THINGS TO DO:
1 - Translate this sentence from the text on awe into Spanish: "Awe is the most spiritual and transformative of human emotions."
2 - From the text on awe, quote the passage between "It can even" and "and so meaningful.", inclusive.

“We have scrubbed the world of magic.” — Alan Watts
“Never lose a holy curiosity.” — Albert Einstein
“Awesome” is a word I hear nearly every day. I say it myself when one of my daughters shows me her schoolwork or something new she’s learned in gymnastics. “Awesome, sweetie, great job!” But the word no longer means what it once did.
“Awesome” no longer represents awe, that transcendent mix of wonder, fear and amazement that is the rarest of human emotions. Perhaps it’s time to come up with a new term, because we currently don’t have any words awesome enough for what awe truly is.
Awe is the most spiritual and transformative of human emotions. It’s the jaw-dropping feeling you get when something suddenly shifts your perspective in a surprising way. It may happen when you’re stunned by nature’s beauty or when you first hold your newborn child. It may happen when you see an amazing feat or when you feel touched by a divine presence.
It can even happen when you consider the deepest questions of life and suddenly realize that your existence on this tiny planet is at once so unlikely and so meaningful.

GIVEN INFORMATION:
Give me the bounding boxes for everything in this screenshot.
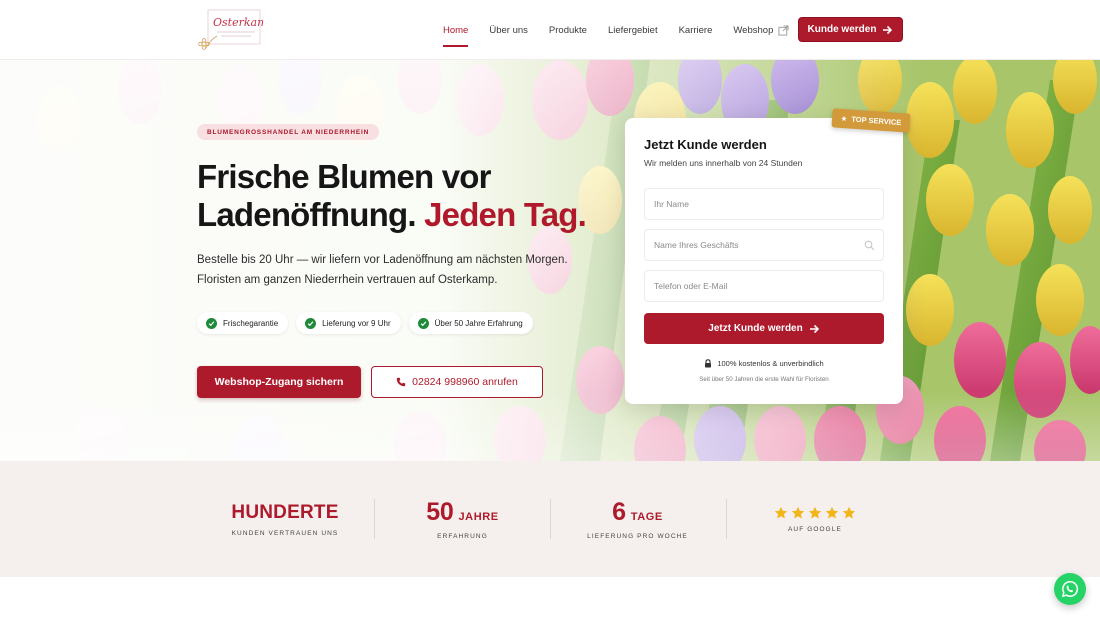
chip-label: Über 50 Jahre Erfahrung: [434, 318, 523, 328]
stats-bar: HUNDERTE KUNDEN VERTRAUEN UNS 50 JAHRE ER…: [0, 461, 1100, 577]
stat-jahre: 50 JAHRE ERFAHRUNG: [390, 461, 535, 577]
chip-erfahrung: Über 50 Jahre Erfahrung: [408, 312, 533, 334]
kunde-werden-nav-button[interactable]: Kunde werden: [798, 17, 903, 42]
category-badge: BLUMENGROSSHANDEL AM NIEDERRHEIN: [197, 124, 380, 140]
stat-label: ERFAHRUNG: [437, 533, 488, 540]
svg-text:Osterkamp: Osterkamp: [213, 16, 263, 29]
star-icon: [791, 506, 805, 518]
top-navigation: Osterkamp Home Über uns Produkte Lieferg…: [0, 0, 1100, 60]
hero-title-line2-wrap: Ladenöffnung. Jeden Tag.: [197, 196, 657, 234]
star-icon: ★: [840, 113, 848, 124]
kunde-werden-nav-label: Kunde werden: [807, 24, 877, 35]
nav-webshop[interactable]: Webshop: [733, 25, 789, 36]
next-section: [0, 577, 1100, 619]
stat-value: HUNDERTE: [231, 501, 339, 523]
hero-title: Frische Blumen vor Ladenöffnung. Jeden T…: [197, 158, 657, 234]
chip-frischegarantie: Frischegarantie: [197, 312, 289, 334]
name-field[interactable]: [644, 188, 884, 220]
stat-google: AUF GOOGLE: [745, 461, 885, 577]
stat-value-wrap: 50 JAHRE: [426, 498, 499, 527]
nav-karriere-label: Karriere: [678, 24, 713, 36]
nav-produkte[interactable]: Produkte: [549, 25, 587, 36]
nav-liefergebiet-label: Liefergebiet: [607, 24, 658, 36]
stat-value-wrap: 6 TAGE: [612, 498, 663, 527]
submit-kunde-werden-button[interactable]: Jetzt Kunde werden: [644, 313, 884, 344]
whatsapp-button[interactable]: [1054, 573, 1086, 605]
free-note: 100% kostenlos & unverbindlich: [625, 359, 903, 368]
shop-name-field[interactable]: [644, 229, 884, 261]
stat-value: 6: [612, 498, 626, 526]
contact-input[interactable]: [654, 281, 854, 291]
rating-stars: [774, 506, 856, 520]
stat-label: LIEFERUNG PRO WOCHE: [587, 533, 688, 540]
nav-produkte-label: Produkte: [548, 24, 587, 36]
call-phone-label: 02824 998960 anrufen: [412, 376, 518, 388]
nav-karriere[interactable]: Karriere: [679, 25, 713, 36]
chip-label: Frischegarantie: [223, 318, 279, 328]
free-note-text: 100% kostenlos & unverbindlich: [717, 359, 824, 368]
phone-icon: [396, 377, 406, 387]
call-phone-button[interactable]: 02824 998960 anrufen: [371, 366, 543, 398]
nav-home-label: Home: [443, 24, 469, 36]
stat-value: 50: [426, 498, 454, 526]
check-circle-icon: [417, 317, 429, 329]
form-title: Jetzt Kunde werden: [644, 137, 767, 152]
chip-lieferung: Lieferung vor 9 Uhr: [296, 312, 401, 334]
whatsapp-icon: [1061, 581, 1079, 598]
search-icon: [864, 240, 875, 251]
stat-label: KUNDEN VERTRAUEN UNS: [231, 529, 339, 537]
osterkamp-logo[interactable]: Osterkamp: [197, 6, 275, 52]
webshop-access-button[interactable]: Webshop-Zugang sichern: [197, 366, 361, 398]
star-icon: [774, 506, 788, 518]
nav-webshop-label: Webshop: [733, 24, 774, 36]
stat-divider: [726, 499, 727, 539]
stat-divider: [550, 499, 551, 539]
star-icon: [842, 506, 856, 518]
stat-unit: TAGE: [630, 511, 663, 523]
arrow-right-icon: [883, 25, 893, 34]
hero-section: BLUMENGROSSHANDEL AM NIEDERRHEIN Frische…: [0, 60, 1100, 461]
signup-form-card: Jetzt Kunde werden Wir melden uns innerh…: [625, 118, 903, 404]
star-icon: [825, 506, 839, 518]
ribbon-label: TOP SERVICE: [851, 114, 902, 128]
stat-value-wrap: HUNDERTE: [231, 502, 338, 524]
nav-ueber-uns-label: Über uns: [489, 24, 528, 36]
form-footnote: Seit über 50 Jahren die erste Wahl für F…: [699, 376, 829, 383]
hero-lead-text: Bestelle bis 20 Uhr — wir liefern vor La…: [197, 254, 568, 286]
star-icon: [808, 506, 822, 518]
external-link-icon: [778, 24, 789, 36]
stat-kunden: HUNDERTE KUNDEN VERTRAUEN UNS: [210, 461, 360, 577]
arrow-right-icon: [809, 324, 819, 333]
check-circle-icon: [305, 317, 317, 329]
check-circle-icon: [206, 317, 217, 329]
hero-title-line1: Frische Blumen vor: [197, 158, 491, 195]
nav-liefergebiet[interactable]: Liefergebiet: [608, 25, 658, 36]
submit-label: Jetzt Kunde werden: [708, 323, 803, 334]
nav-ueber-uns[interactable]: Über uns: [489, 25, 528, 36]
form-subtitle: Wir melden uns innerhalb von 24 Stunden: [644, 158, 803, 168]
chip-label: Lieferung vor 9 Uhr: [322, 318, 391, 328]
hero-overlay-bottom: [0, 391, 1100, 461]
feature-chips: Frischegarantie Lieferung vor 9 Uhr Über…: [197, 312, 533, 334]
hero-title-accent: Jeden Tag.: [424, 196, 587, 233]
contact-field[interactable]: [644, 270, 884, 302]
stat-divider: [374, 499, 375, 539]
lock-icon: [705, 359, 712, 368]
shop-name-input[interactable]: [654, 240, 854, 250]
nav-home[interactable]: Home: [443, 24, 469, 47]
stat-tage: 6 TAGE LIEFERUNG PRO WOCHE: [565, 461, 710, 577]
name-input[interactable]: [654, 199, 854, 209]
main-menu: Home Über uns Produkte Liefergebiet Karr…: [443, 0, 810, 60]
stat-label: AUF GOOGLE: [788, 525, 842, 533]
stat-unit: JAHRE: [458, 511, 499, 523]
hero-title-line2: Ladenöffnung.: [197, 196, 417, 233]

RESPONSES PER TASK:
1 - El asombro es la más espiritual y transformadora de las emociones humanas.

2 -
It can even happen when you consider the deepest questions of life and suddenly realize that your existence on this tiny planet is at once so unlikely and so meaningful.